■ Material for this task ■
────────────────
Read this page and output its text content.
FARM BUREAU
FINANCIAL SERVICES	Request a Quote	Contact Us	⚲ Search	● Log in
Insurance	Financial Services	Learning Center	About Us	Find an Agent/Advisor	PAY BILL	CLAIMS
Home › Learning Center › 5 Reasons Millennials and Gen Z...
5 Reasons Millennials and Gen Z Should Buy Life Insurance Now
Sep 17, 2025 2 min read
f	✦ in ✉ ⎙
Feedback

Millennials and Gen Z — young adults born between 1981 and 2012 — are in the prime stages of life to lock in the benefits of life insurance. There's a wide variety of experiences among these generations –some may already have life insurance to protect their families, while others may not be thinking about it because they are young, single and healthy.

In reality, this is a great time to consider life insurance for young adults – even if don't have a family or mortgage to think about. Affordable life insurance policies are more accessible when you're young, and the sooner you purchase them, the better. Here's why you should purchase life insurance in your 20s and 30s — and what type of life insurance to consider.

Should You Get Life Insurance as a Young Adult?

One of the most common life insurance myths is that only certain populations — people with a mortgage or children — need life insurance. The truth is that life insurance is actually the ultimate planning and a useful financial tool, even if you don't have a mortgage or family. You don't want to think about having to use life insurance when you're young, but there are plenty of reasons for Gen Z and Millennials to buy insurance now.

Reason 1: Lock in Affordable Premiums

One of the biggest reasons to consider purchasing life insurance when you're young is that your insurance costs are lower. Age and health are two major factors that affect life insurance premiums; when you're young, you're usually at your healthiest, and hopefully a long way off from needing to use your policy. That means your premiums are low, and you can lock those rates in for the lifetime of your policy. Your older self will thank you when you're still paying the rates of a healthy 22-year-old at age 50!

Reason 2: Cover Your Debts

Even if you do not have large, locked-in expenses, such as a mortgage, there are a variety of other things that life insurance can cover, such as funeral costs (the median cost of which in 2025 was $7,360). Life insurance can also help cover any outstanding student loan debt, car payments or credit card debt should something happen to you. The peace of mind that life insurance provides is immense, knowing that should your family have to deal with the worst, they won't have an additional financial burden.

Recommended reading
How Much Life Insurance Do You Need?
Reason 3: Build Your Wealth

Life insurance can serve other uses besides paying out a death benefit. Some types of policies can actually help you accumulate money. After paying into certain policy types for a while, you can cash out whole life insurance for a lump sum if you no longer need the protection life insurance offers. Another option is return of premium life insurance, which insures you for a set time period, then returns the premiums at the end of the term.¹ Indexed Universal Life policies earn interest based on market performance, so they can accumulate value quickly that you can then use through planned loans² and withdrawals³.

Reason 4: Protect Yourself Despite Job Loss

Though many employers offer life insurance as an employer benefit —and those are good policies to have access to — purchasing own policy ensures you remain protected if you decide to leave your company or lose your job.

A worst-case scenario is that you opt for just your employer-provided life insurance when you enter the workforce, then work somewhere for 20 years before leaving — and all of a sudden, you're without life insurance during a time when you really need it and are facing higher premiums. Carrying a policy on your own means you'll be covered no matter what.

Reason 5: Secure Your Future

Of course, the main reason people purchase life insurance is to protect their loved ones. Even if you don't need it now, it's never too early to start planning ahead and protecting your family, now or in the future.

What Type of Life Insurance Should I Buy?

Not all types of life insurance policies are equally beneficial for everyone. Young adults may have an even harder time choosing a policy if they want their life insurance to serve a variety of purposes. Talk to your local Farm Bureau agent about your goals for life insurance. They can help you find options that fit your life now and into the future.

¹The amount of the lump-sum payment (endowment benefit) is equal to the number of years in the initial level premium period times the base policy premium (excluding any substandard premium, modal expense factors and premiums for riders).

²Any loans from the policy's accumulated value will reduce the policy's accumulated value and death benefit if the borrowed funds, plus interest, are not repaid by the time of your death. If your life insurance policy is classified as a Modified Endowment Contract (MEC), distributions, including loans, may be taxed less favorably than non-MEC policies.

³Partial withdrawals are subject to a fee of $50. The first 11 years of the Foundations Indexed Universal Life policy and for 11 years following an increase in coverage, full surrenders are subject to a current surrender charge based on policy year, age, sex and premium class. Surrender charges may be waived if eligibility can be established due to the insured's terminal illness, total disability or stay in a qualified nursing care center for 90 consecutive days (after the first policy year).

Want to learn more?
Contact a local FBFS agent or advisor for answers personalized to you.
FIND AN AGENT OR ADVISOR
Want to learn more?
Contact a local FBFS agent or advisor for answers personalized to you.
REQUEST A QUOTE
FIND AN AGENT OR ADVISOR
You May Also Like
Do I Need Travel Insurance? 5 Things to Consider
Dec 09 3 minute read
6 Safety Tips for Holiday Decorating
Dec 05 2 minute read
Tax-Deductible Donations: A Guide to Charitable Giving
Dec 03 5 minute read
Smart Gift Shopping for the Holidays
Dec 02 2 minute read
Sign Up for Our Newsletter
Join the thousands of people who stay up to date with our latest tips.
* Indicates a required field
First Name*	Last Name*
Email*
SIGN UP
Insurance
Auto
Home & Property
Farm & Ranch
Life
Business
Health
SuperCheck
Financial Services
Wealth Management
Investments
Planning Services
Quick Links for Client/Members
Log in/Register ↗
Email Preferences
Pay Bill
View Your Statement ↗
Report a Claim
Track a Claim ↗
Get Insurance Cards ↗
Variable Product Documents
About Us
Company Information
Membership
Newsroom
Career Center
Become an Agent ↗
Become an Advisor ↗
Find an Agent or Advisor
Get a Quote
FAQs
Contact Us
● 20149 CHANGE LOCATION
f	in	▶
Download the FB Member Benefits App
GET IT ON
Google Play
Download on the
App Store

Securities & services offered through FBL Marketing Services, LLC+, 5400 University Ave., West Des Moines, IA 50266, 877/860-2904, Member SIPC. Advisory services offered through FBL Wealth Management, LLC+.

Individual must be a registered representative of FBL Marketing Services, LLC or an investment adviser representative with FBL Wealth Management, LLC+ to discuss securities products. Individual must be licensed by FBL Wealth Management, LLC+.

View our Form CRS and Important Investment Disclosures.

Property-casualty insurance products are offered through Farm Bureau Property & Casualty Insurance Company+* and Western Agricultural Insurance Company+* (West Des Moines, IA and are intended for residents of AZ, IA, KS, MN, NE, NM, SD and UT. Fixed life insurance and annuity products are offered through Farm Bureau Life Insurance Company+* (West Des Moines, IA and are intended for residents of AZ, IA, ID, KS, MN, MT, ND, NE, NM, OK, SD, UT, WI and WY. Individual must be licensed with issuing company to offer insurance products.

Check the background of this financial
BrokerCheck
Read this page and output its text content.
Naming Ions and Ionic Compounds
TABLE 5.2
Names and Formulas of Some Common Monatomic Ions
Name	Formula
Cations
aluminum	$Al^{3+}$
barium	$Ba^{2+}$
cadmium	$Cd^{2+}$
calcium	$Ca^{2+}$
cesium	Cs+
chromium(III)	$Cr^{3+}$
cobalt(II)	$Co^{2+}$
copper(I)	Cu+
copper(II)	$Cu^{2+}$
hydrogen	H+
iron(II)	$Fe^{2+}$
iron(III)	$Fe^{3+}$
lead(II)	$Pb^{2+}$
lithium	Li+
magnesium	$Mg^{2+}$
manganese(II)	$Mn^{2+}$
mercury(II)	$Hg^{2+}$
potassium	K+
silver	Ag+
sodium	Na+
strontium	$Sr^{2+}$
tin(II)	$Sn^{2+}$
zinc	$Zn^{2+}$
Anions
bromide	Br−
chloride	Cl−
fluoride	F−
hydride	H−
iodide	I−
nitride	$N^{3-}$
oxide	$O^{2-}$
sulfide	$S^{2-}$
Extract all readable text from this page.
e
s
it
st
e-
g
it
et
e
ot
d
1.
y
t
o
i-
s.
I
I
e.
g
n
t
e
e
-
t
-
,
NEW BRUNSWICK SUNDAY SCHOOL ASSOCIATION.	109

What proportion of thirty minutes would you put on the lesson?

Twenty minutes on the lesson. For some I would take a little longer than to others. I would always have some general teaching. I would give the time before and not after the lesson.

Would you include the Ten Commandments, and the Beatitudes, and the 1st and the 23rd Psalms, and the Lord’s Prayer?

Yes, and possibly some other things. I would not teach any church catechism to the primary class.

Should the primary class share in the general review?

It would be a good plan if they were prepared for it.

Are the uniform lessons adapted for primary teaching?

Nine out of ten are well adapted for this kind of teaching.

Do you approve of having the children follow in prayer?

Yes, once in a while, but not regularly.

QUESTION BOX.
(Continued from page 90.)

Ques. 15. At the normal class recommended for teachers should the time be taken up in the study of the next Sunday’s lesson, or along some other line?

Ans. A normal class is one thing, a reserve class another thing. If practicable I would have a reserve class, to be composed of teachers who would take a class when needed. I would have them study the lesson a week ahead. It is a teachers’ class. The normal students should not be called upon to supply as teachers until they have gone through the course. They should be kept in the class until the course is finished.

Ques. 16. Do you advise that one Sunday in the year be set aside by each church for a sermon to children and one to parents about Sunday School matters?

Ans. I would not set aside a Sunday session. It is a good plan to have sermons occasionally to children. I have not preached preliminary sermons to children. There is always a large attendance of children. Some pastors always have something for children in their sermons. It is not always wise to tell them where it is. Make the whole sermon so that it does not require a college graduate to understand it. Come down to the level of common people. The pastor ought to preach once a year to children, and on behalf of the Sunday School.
────────────────
■ Your task ■
Copy all lines from the material that contain "adapted".

■ Task answer ■
Are the uniform lessons adapted for primary teaching?
Nine out of ten are well adapted for this kind of teaching.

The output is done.